--- Data extract ---
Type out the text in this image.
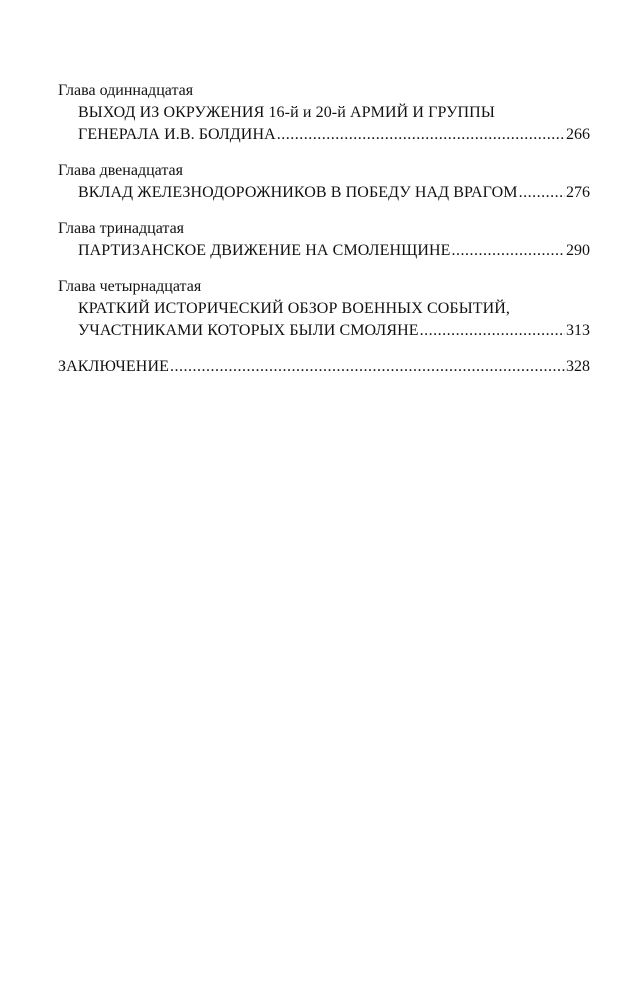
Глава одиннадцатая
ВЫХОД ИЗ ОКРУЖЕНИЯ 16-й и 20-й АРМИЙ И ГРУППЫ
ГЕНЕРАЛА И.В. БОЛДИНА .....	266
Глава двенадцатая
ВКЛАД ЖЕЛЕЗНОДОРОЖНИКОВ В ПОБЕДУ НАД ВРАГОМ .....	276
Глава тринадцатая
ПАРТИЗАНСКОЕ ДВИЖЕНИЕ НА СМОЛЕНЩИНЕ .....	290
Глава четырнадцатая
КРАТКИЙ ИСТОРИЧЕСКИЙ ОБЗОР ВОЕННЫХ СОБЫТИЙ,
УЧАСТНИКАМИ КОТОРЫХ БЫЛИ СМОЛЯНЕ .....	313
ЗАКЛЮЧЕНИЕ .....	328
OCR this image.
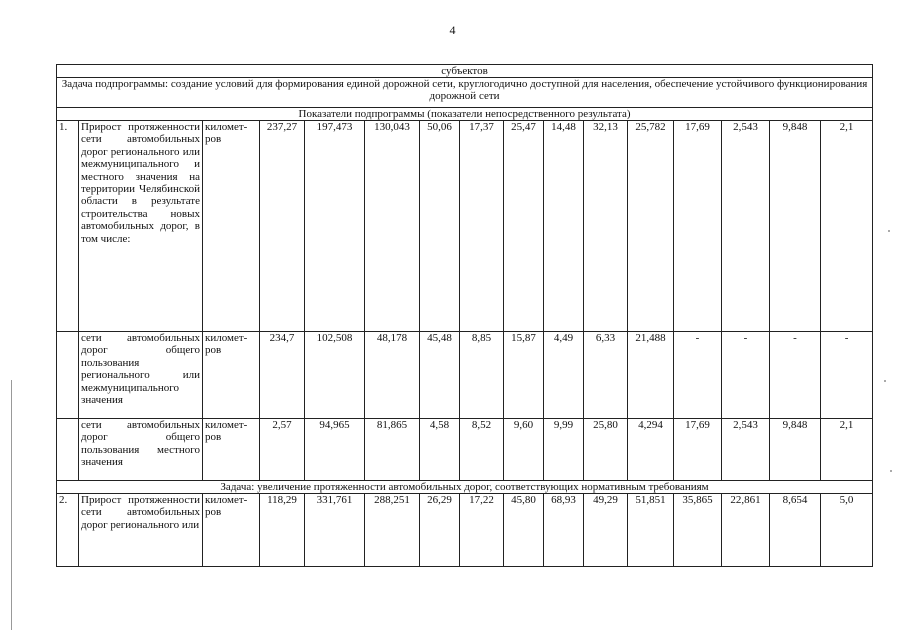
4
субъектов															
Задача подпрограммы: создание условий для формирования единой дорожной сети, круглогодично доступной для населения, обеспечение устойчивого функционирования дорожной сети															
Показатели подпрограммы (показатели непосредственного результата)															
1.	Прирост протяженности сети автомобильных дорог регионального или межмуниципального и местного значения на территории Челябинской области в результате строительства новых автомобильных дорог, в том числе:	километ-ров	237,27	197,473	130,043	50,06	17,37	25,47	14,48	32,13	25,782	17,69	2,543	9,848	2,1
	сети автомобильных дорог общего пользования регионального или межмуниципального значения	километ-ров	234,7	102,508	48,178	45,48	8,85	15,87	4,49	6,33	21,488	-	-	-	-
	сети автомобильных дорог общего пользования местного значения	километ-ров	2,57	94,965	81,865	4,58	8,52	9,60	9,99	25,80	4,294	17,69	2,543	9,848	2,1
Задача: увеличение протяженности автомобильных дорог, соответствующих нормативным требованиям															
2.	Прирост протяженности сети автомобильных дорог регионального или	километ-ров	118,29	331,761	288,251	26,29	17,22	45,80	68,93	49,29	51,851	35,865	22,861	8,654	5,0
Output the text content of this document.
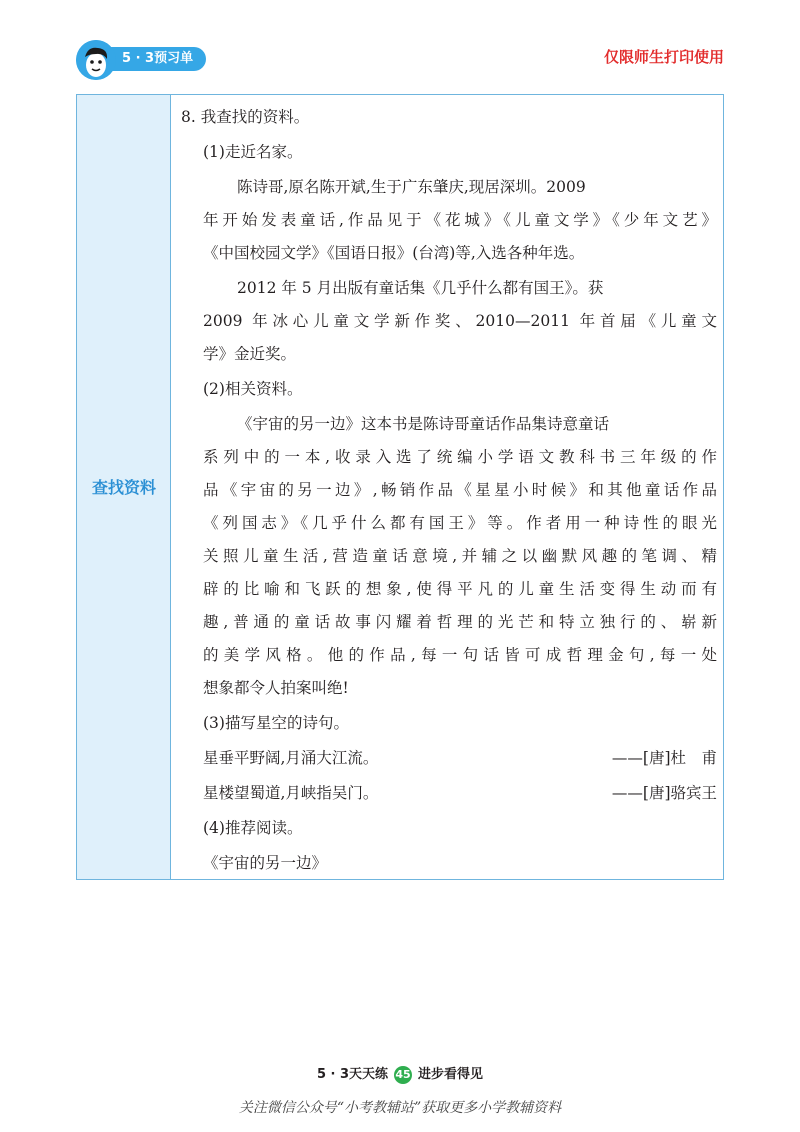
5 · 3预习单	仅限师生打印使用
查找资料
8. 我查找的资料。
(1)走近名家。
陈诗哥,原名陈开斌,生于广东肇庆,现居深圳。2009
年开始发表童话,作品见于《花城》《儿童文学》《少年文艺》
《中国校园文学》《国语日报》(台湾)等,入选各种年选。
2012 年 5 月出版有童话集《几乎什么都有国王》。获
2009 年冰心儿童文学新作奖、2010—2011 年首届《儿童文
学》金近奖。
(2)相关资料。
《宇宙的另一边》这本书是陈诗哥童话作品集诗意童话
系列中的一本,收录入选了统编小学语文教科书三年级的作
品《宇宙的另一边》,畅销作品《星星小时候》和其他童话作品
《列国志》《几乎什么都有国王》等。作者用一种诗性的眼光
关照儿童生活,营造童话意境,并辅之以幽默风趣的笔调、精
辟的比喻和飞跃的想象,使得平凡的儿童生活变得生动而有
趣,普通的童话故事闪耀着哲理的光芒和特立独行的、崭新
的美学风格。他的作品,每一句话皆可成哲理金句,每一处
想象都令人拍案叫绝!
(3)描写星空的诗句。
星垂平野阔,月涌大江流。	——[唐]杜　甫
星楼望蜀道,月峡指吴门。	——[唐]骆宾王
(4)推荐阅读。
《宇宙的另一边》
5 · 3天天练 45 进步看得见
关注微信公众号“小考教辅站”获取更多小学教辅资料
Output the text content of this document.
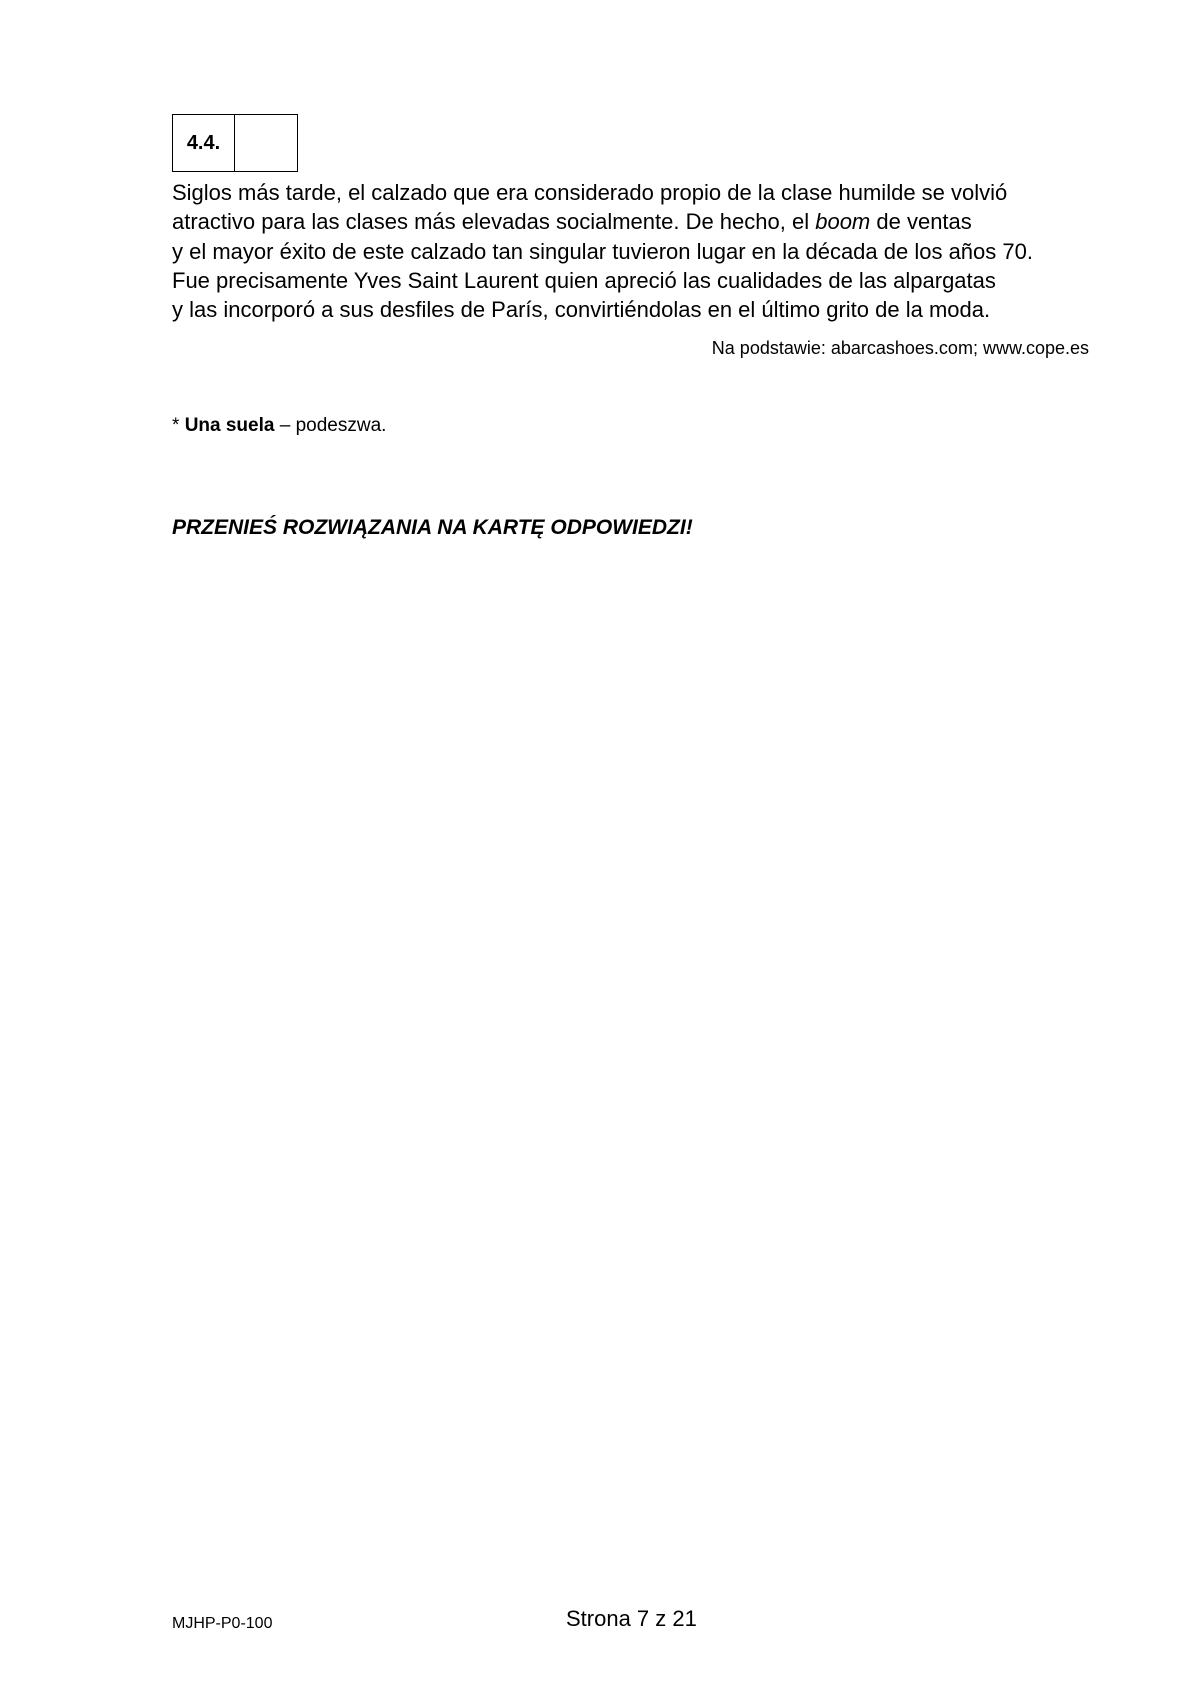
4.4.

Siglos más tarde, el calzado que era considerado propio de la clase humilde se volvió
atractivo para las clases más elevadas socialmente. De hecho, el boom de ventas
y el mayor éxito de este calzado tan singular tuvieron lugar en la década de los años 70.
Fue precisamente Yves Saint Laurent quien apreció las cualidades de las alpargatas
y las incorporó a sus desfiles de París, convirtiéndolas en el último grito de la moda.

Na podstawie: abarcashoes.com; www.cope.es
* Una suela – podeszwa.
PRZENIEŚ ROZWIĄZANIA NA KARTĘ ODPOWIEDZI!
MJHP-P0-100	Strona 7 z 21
---
# Problem statement
Output every entry verbatim. Pictures do not belong in the copy.

# Problem solution
Type out the text in this image.
Глава одиннадцатая
ВЫХОД ИЗ ОКРУЖЕНИЯ 16-й и 20-й АРМИЙ И ГРУППЫ
ГЕНЕРАЛА И.В. БОЛДИНА .....	266
Глава двенадцатая
ВКЛАД ЖЕЛЕЗНОДОРОЖНИКОВ В ПОБЕДУ НАД ВРАГОМ .....	276
Глава тринадцатая
ПАРТИЗАНСКОЕ ДВИЖЕНИЕ НА СМОЛЕНЩИНЕ .....	290
Глава четырнадцатая
КРАТКИЙ ИСТОРИЧЕСКИЙ ОБЗОР ВОЕННЫХ СОБЫТИЙ,
УЧАСТНИКАМИ КОТОРЫХ БЫЛИ СМОЛЯНЕ .....	313
ЗАКЛЮЧЕНИЕ .....	328
OCR this image.
4
субъектов															
Задача подпрограммы: создание условий для формирования единой дорожной сети, круглогодично доступной для населения, обеспечение устойчивого функционирования дорожной сети															
Показатели подпрограммы (показатели непосредственного результата)															
1.	Прирост протяженности сети автомобильных дорог регионального или межмуниципального и местного значения на территории Челябинской области в результате строительства новых автомобильных дорог, в том числе:	километ-ров	237,27	197,473	130,043	50,06	17,37	25,47	14,48	32,13	25,782	17,69	2,543	9,848	2,1
	сети автомобильных дорог общего пользования регионального или межмуниципального значения	километ-ров	234,7	102,508	48,178	45,48	8,85	15,87	4,49	6,33	21,488	-	-	-	-
	сети автомобильных дорог общего пользования местного значения	километ-ров	2,57	94,965	81,865	4,58	8,52	9,60	9,99	25,80	4,294	17,69	2,543	9,848	2,1
Задача: увеличение протяженности автомобильных дорог, соответствующих нормативным требованиям															
2.	Прирост протяженности сети автомобильных дорог регионального или	километ-ров	118,29	331,761	288,251	26,29	17,22	45,80	68,93	49,29	51,851	35,865	22,861	8,654	5,0
Output the text content of this document.
5 · 3预习单	仅限师生打印使用
查找资料
8. 我查找的资料。
(1)走近名家。
陈诗哥,原名陈开斌,生于广东肇庆,现居深圳。2009
年开始发表童话,作品见于《花城》《儿童文学》《少年文艺》
《中国校园文学》《国语日报》(台湾)等,入选各种年选。
2012 年 5 月出版有童话集《几乎什么都有国王》。获
2009 年冰心儿童文学新作奖、2010—2011 年首届《儿童文
学》金近奖。
(2)相关资料。
《宇宙的另一边》这本书是陈诗哥童话作品集诗意童话
系列中的一本,收录入选了统编小学语文教科书三年级的作
品《宇宙的另一边》,畅销作品《星星小时候》和其他童话作品
《列国志》《几乎什么都有国王》等。作者用一种诗性的眼光
关照儿童生活,营造童话意境,并辅之以幽默风趣的笔调、精
辟的比喻和飞跃的想象,使得平凡的儿童生活变得生动而有
趣,普通的童话故事闪耀着哲理的光芒和特立独行的、崭新
的美学风格。他的作品,每一句话皆可成哲理金句,每一处
想象都令人拍案叫绝!
(3)描写星空的诗句。
星垂平野阔,月涌大江流。	——[唐]杜　甫
星楼望蜀道,月峡指吴门。	——[唐]骆宾王
(4)推荐阅读。
《宇宙的另一边》
5 · 3天天练 45 进步看得见
关注微信公众号“小考教辅站”获取更多小学教辅资料
Output the text content of this document.
4.4.

Siglos más tarde, el calzado que era considerado propio de la clase humilde se volvió
atractivo para las clases más elevadas socialmente. De hecho, el boom de ventas
y el mayor éxito de este calzado tan singular tuvieron lugar en la década de los años 70.
Fue precisamente Yves Saint Laurent quien apreció las cualidades de las alpargatas
y las incorporó a sus desfiles de París, convirtiéndolas en el último grito de la moda.

Na podstawie: abarcashoes.com; www.cope.es
* Una suela – podeszwa.
PRZENIEŚ ROZWIĄZANIA NA KARTĘ ODPOWIEDZI!
MJHP-P0-100	Strona 7 z 21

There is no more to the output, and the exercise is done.